*What is expected*: Each record that follows should be repeated exactly, minus any images.

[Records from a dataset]

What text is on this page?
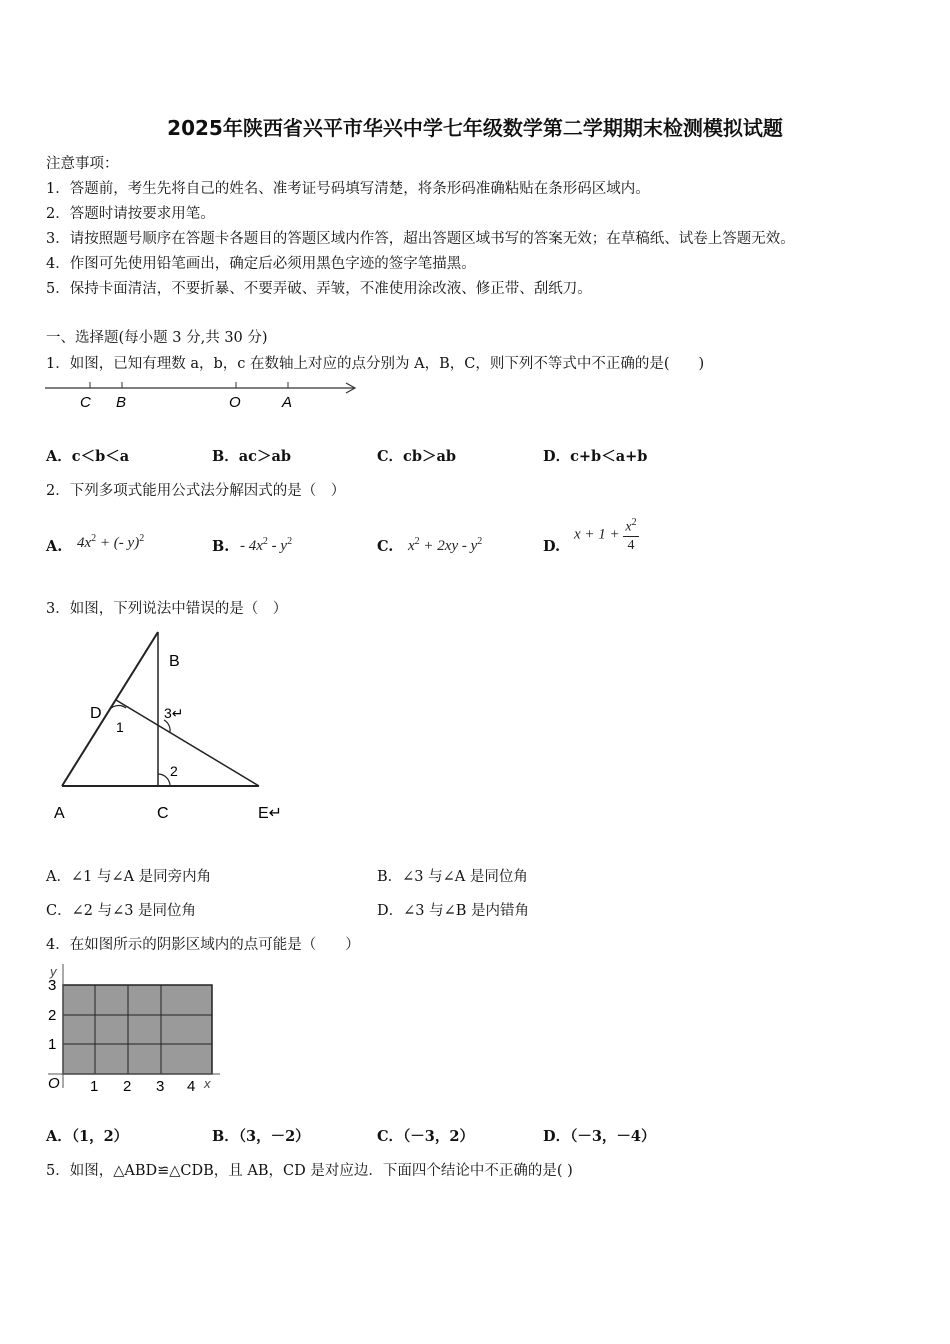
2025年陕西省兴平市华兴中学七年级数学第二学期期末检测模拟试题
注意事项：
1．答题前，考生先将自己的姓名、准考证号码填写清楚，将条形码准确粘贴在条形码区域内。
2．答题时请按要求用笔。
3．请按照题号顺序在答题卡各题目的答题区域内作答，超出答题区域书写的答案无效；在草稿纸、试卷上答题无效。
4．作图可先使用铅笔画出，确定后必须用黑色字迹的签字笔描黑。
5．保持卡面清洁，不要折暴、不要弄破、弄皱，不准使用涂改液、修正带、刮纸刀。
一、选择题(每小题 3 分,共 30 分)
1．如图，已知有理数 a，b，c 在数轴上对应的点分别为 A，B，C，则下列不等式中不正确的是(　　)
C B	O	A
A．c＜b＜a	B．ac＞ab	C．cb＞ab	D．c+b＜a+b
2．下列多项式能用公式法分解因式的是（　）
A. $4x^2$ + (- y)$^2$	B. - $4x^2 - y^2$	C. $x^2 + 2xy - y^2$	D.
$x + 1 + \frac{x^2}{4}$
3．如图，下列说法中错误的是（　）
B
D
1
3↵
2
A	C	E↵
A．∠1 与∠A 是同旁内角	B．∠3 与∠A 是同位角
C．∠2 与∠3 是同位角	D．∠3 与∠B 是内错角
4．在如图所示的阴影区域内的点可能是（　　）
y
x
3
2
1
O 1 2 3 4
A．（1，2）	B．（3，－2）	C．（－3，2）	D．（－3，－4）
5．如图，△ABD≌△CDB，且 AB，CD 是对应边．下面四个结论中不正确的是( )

*Answer for the task*:
What text is on this page?
2025年陕西省兴平市华兴中学七年级数学第二学期期末检测模拟试题
注意事项：
1．答题前，考生先将自己的姓名、准考证号码填写清楚，将条形码准确粘贴在条形码区域内。
2．答题时请按要求用笔。
3．请按照题号顺序在答题卡各题目的答题区域内作答，超出答题区域书写的答案无效；在草稿纸、试卷上答题无效。
4．作图可先使用铅笔画出，确定后必须用黑色字迹的签字笔描黑。
5．保持卡面清洁，不要折暴、不要弄破、弄皱，不准使用涂改液、修正带、刮纸刀。
一、选择题(每小题 3 分,共 30 分)
1．如图，已知有理数 a，b，c 在数轴上对应的点分别为 A，B，C，则下列不等式中不正确的是(　　)
C B	O	A
A．c＜b＜a	B．ac＞ab	C．cb＞ab	D．c+b＜a+b
2．下列多项式能用公式法分解因式的是（　）
A. $4x^2$ + (- y)$^2$	B. - $4x^2 - y^2$	C. $x^2 + 2xy - y^2$	D.
$x + 1 + \frac{x^2}{4}$
3．如图，下列说法中错误的是（　）
B
D
1
3↵
2
A	C	E↵
A．∠1 与∠A 是同旁内角	B．∠3 与∠A 是同位角
C．∠2 与∠3 是同位角	D．∠3 与∠B 是内错角
4．在如图所示的阴影区域内的点可能是（　　）
y
x
3
2
1
O 1 2 3 4
A．（1，2）	B．（3，－2）	C．（－3，2）	D．（－3，－4）
5．如图，△ABD≌△CDB，且 AB，CD 是对应边．下面四个结论中不正确的是( )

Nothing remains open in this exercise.